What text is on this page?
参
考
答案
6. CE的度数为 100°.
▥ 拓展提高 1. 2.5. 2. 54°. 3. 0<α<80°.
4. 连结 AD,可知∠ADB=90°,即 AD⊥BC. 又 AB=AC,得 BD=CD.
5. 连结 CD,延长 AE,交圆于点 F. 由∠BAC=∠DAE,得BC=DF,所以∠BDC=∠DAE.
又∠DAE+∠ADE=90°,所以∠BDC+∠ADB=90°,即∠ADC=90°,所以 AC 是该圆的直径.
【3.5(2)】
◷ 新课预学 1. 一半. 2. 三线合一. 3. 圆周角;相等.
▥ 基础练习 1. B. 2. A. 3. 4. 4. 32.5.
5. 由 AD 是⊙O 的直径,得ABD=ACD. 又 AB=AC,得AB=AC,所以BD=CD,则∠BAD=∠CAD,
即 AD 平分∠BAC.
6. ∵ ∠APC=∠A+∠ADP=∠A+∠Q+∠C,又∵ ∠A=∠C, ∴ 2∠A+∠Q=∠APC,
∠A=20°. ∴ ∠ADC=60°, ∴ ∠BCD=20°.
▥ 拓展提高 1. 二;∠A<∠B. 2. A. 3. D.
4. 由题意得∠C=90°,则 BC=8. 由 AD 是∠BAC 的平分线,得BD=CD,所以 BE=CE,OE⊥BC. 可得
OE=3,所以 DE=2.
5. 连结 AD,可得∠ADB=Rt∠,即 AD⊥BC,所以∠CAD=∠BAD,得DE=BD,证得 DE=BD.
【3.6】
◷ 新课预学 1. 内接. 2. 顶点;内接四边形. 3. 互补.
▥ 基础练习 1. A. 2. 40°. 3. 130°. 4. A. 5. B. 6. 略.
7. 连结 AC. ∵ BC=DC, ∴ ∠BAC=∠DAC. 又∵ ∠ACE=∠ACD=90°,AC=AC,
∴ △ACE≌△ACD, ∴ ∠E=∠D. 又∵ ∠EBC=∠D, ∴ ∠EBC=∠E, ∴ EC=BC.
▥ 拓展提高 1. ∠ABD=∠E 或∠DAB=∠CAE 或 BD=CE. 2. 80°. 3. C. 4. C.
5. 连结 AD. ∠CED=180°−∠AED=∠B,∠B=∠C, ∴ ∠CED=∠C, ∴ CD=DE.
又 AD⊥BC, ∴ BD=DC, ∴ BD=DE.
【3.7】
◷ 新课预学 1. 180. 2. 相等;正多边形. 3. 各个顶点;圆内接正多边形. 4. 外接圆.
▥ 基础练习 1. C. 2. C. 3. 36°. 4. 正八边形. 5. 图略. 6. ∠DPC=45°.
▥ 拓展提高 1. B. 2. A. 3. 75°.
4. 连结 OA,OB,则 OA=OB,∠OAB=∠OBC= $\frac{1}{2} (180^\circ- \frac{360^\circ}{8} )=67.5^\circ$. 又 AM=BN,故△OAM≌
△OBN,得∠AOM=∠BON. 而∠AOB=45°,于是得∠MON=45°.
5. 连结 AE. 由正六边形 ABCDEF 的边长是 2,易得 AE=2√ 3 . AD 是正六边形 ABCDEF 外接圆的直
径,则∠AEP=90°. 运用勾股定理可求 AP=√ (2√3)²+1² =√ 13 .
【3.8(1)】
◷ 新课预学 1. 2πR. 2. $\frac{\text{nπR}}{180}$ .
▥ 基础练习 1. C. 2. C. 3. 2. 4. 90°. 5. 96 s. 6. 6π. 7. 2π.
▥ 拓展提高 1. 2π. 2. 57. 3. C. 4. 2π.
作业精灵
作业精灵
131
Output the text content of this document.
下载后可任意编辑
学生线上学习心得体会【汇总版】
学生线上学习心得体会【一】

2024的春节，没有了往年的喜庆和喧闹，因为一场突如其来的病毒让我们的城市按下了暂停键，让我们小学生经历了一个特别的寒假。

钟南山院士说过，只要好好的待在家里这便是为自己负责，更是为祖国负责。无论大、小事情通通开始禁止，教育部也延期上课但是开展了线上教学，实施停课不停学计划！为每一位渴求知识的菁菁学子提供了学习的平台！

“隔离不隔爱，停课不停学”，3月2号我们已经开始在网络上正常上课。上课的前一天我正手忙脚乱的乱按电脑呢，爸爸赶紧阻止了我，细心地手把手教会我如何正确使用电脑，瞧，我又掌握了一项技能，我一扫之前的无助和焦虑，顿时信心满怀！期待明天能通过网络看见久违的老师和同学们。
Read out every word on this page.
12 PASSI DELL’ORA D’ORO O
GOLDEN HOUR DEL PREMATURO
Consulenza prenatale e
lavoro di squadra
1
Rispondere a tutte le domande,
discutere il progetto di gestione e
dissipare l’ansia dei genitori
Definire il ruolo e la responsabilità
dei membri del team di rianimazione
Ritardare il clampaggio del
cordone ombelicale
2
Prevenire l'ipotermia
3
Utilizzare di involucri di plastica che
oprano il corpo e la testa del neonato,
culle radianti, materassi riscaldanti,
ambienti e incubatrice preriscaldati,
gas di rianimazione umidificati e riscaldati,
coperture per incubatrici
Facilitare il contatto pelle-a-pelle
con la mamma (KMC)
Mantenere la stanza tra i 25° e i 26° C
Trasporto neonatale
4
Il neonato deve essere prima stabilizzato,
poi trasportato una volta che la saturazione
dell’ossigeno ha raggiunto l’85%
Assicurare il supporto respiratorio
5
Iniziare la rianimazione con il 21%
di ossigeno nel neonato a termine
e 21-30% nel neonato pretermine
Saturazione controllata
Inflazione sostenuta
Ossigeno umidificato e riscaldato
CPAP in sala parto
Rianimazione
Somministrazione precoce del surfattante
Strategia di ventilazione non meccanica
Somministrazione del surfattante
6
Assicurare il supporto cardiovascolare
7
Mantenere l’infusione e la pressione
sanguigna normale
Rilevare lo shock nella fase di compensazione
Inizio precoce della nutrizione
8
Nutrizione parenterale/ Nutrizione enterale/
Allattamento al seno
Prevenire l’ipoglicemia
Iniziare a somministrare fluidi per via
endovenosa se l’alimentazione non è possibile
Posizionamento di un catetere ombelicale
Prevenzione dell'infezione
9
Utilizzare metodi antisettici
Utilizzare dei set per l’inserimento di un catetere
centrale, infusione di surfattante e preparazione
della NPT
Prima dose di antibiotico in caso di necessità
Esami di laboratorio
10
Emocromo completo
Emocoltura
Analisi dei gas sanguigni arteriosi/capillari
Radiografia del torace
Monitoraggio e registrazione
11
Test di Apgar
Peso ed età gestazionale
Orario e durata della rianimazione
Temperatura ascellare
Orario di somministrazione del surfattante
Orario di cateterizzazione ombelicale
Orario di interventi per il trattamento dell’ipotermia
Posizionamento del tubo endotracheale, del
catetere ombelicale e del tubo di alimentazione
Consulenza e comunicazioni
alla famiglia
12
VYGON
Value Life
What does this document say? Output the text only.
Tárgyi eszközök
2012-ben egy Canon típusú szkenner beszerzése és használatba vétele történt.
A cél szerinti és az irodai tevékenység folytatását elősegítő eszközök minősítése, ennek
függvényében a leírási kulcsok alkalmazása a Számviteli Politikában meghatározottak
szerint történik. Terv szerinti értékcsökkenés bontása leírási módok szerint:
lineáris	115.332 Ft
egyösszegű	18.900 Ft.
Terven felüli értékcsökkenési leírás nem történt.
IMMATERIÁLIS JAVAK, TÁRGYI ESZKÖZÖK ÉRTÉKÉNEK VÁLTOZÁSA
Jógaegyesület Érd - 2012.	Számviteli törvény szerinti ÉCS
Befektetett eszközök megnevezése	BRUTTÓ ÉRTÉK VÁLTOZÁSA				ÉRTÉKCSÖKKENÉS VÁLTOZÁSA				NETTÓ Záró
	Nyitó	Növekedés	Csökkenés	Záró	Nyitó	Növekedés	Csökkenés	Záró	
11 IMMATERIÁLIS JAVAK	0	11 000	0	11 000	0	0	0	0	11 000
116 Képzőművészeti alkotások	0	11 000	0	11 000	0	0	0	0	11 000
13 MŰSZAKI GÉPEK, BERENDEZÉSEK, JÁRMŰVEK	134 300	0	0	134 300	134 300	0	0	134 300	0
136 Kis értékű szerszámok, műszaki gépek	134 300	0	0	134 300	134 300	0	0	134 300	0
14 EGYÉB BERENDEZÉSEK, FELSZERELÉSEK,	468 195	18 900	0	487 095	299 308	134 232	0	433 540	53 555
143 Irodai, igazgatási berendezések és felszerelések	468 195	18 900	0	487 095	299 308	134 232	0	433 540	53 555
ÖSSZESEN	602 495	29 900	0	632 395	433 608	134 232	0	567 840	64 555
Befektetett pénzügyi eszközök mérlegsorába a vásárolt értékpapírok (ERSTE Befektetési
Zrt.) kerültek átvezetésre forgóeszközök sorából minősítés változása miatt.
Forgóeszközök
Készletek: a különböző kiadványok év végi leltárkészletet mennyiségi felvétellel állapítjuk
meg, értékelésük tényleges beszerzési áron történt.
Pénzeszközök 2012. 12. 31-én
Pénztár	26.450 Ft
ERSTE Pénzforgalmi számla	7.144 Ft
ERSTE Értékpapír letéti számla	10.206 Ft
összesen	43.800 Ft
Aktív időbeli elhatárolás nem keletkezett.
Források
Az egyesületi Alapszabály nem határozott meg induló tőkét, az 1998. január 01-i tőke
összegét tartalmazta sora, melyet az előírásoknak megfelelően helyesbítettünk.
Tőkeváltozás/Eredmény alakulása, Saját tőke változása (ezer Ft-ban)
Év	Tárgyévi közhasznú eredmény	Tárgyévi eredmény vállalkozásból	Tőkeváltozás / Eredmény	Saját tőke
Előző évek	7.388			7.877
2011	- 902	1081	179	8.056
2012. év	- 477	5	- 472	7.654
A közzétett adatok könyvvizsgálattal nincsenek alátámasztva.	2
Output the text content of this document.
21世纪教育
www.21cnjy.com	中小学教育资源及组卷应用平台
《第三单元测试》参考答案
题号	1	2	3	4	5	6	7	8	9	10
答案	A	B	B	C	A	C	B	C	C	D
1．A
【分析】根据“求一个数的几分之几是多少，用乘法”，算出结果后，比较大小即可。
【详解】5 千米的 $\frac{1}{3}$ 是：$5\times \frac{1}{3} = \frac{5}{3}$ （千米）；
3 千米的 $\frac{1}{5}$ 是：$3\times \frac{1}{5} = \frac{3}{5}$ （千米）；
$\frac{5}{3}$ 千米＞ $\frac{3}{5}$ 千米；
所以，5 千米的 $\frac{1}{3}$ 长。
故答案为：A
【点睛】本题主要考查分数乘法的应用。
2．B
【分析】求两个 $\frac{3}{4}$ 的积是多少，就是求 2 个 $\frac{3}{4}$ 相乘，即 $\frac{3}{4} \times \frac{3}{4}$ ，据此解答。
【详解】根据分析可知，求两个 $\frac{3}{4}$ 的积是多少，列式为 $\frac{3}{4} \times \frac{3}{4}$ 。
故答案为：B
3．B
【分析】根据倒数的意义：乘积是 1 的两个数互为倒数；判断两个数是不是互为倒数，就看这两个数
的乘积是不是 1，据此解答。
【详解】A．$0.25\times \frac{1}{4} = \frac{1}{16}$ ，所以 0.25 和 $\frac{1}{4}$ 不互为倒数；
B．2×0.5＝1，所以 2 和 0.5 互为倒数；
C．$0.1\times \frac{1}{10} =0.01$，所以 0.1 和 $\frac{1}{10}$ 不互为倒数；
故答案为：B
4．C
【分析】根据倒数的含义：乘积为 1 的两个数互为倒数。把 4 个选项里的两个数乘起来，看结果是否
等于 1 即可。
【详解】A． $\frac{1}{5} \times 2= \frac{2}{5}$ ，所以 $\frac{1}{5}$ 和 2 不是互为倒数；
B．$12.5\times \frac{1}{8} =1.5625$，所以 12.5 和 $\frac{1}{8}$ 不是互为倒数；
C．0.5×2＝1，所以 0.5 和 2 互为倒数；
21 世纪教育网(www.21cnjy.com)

○ ○ ○ ○ ○ ○ ○

- [Written task]
Every line above that contains the word "surfattante" should be reported.

- [Answer below]
Somministrazione precoce del surfattante
Somministrazione del surfattante
centrale, infusione di surfattante e preparazione
Orario di somministrazione del surfattante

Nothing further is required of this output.